Every record below should be printed exactly as given.

━━ GIVEN RECORDS

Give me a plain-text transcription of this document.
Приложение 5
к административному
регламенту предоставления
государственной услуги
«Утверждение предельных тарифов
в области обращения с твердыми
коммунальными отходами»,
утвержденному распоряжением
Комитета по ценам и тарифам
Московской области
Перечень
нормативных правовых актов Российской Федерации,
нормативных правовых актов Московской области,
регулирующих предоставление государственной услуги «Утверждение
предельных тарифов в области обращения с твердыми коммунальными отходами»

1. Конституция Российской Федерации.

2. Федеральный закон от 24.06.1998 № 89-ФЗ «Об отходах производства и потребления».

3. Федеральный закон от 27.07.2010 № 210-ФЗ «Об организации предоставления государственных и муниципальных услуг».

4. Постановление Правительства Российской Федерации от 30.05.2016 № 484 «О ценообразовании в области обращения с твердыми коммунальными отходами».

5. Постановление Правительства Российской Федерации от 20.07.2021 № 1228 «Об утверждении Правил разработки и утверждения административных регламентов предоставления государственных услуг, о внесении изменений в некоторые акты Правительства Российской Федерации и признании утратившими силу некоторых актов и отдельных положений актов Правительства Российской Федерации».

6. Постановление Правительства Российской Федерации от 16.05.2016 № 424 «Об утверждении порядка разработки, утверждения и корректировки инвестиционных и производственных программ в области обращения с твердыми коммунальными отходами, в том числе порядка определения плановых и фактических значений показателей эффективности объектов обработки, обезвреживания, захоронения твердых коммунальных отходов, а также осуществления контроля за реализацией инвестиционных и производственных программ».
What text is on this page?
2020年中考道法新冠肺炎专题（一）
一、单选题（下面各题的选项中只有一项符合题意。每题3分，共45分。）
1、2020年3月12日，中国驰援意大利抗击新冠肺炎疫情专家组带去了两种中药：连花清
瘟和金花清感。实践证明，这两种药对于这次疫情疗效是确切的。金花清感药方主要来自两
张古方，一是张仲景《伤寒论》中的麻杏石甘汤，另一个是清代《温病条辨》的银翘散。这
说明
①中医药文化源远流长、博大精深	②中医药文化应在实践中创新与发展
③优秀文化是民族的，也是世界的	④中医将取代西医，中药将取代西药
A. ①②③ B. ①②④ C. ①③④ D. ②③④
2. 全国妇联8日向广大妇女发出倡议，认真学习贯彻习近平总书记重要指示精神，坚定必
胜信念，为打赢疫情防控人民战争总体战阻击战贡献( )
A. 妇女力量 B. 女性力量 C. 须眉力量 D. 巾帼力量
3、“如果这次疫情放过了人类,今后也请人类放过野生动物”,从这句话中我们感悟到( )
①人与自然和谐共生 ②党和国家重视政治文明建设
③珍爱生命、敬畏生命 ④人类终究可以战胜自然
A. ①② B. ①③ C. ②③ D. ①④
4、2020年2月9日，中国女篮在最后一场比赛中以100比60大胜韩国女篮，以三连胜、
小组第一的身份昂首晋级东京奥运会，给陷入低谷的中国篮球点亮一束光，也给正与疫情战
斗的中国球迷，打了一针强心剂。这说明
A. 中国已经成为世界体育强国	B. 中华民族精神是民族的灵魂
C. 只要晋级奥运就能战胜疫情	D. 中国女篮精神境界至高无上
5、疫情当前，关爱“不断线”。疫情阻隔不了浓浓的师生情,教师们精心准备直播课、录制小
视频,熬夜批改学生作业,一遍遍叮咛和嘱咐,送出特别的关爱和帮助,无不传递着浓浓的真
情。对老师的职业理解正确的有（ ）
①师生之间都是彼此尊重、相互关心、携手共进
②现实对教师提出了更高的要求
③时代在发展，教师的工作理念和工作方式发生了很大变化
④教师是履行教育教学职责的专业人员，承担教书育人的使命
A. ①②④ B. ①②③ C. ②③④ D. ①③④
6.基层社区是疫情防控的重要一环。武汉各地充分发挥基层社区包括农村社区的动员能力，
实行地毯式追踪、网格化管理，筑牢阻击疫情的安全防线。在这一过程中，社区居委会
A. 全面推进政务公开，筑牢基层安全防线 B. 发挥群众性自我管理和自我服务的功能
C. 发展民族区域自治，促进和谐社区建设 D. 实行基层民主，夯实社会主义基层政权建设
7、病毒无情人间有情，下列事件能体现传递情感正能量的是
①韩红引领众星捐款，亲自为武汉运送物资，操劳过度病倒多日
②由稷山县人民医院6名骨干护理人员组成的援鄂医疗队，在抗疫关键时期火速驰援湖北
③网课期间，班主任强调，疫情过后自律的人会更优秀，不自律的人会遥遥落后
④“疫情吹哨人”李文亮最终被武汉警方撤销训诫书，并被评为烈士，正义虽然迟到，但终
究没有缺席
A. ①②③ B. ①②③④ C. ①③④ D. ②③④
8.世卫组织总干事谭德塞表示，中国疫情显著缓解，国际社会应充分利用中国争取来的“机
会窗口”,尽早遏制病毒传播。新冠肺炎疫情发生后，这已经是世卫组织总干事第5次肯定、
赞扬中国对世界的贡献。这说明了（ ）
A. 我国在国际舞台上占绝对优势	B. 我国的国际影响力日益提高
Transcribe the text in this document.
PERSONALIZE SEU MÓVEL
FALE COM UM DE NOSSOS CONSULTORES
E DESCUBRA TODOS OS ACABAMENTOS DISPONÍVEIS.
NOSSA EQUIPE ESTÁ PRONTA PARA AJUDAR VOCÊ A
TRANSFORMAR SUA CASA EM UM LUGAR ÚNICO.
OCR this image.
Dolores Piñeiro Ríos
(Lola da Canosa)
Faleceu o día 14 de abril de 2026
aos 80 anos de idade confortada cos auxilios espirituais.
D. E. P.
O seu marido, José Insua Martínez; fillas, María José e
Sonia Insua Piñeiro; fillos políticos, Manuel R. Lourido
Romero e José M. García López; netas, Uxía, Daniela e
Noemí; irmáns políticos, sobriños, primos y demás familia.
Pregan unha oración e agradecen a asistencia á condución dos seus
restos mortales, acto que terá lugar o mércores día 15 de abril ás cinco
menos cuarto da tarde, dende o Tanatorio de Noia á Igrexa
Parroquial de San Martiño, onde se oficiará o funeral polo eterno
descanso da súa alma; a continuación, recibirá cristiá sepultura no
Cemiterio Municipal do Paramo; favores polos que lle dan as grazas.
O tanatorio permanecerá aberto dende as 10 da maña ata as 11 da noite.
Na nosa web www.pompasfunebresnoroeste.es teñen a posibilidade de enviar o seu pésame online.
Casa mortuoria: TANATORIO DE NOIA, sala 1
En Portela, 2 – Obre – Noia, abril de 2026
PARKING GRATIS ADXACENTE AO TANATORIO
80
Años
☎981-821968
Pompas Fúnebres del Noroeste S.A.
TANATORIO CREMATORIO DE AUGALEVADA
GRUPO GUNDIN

━━━━

** ANSWER TO THIS PROBLEM **
Give me a plain-text transcription of this document.
Приложение 5
к административному
регламенту предоставления
государственной услуги
«Утверждение предельных тарифов
в области обращения с твердыми
коммунальными отходами»,
утвержденному распоряжением
Комитета по ценам и тарифам
Московской области
Перечень
нормативных правовых актов Российской Федерации,
нормативных правовых актов Московской области,
регулирующих предоставление государственной услуги «Утверждение
предельных тарифов в области обращения с твердыми коммунальными отходами»

1. Конституция Российской Федерации.

2. Федеральный закон от 24.06.1998 № 89-ФЗ «Об отходах производства и потребления».

3. Федеральный закон от 27.07.2010 № 210-ФЗ «Об организации предоставления государственных и муниципальных услуг».

4. Постановление Правительства Российской Федерации от 30.05.2016 № 484 «О ценообразовании в области обращения с твердыми коммунальными отходами».

5. Постановление Правительства Российской Федерации от 20.07.2021 № 1228 «Об утверждении Правил разработки и утверждения административных регламентов предоставления государственных услуг, о внесении изменений в некоторые акты Правительства Российской Федерации и признании утратившими силу некоторых актов и отдельных положений актов Правительства Российской Федерации».

6. Постановление Правительства Российской Федерации от 16.05.2016 № 424 «Об утверждении порядка разработки, утверждения и корректировки инвестиционных и производственных программ в области обращения с твердыми коммунальными отходами, в том числе порядка определения плановых и фактических значений показателей эффективности объектов обработки, обезвреживания, захоронения твердых коммунальных отходов, а также осуществления контроля за реализацией инвестиционных и производственных программ».
What text is on this page?
2020年中考道法新冠肺炎专题（一）
一、单选题（下面各题的选项中只有一项符合题意。每题3分，共45分。）
1、2020年3月12日，中国驰援意大利抗击新冠肺炎疫情专家组带去了两种中药：连花清
瘟和金花清感。实践证明，这两种药对于这次疫情疗效是确切的。金花清感药方主要来自两
张古方，一是张仲景《伤寒论》中的麻杏石甘汤，另一个是清代《温病条辨》的银翘散。这
说明
①中医药文化源远流长、博大精深	②中医药文化应在实践中创新与发展
③优秀文化是民族的，也是世界的	④中医将取代西医，中药将取代西药
A. ①②③ B. ①②④ C. ①③④ D. ②③④
2. 全国妇联8日向广大妇女发出倡议，认真学习贯彻习近平总书记重要指示精神，坚定必
胜信念，为打赢疫情防控人民战争总体战阻击战贡献( )
A. 妇女力量 B. 女性力量 C. 须眉力量 D. 巾帼力量
3、“如果这次疫情放过了人类,今后也请人类放过野生动物”,从这句话中我们感悟到( )
①人与自然和谐共生 ②党和国家重视政治文明建设
③珍爱生命、敬畏生命 ④人类终究可以战胜自然
A. ①② B. ①③ C. ②③ D. ①④
4、2020年2月9日，中国女篮在最后一场比赛中以100比60大胜韩国女篮，以三连胜、
小组第一的身份昂首晋级东京奥运会，给陷入低谷的中国篮球点亮一束光，也给正与疫情战
斗的中国球迷，打了一针强心剂。这说明
A. 中国已经成为世界体育强国	B. 中华民族精神是民族的灵魂
C. 只要晋级奥运就能战胜疫情	D. 中国女篮精神境界至高无上
5、疫情当前，关爱“不断线”。疫情阻隔不了浓浓的师生情,教师们精心准备直播课、录制小
视频,熬夜批改学生作业,一遍遍叮咛和嘱咐,送出特别的关爱和帮助,无不传递着浓浓的真
情。对老师的职业理解正确的有（ ）
①师生之间都是彼此尊重、相互关心、携手共进
②现实对教师提出了更高的要求
③时代在发展，教师的工作理念和工作方式发生了很大变化
④教师是履行教育教学职责的专业人员，承担教书育人的使命
A. ①②④ B. ①②③ C. ②③④ D. ①③④
6.基层社区是疫情防控的重要一环。武汉各地充分发挥基层社区包括农村社区的动员能力，
实行地毯式追踪、网格化管理，筑牢阻击疫情的安全防线。在这一过程中，社区居委会
A. 全面推进政务公开，筑牢基层安全防线 B. 发挥群众性自我管理和自我服务的功能
C. 发展民族区域自治，促进和谐社区建设 D. 实行基层民主，夯实社会主义基层政权建设
7、病毒无情人间有情，下列事件能体现传递情感正能量的是
①韩红引领众星捐款，亲自为武汉运送物资，操劳过度病倒多日
②由稷山县人民医院6名骨干护理人员组成的援鄂医疗队，在抗疫关键时期火速驰援湖北
③网课期间，班主任强调，疫情过后自律的人会更优秀，不自律的人会遥遥落后
④“疫情吹哨人”李文亮最终被武汉警方撤销训诫书，并被评为烈士，正义虽然迟到，但终
究没有缺席
A. ①②③ B. ①②③④ C. ①③④ D. ②③④
8.世卫组织总干事谭德塞表示，中国疫情显著缓解，国际社会应充分利用中国争取来的“机
会窗口”,尽早遏制病毒传播。新冠肺炎疫情发生后，这已经是世卫组织总干事第5次肯定、
赞扬中国对世界的贡献。这说明了（ ）
A. 我国在国际舞台上占绝对优势	B. 我国的国际影响力日益提高
Transcribe the text in this document.
PERSONALIZE SEU MÓVEL
FALE COM UM DE NOSSOS CONSULTORES
E DESCUBRA TODOS OS ACABAMENTOS DISPONÍVEIS.
NOSSA EQUIPE ESTÁ PRONTA PARA AJUDAR VOCÊ A
TRANSFORMAR SUA CASA EM UM LUGAR ÚNICO.
OCR this image.
Dolores Piñeiro Ríos
(Lola da Canosa)
Faleceu o día 14 de abril de 2026
aos 80 anos de idade confortada cos auxilios espirituais.
D. E. P.
O seu marido, José Insua Martínez; fillas, María José e
Sonia Insua Piñeiro; fillos políticos, Manuel R. Lourido
Romero e José M. García López; netas, Uxía, Daniela e
Noemí; irmáns políticos, sobriños, primos y demás familia.
Pregan unha oración e agradecen a asistencia á condución dos seus
restos mortales, acto que terá lugar o mércores día 15 de abril ás cinco
menos cuarto da tarde, dende o Tanatorio de Noia á Igrexa
Parroquial de San Martiño, onde se oficiará o funeral polo eterno
descanso da súa alma; a continuación, recibirá cristiá sepultura no
Cemiterio Municipal do Paramo; favores polos que lle dan as grazas.
O tanatorio permanecerá aberto dende as 10 da maña ata as 11 da noite.
Na nosa web www.pompasfunebresnoroeste.es teñen a posibilidade de enviar o seu pésame online.
Casa mortuoria: TANATORIO DE NOIA, sala 1
En Portela, 2 – Obre – Noia, abril de 2026
PARKING GRATIS ADXACENTE AO TANATORIO
80
Años
☎981-821968
Pompas Fúnebres del Noroeste S.A.
TANATORIO CREMATORIO DE AUGALEVADA
GRUPO GUNDIN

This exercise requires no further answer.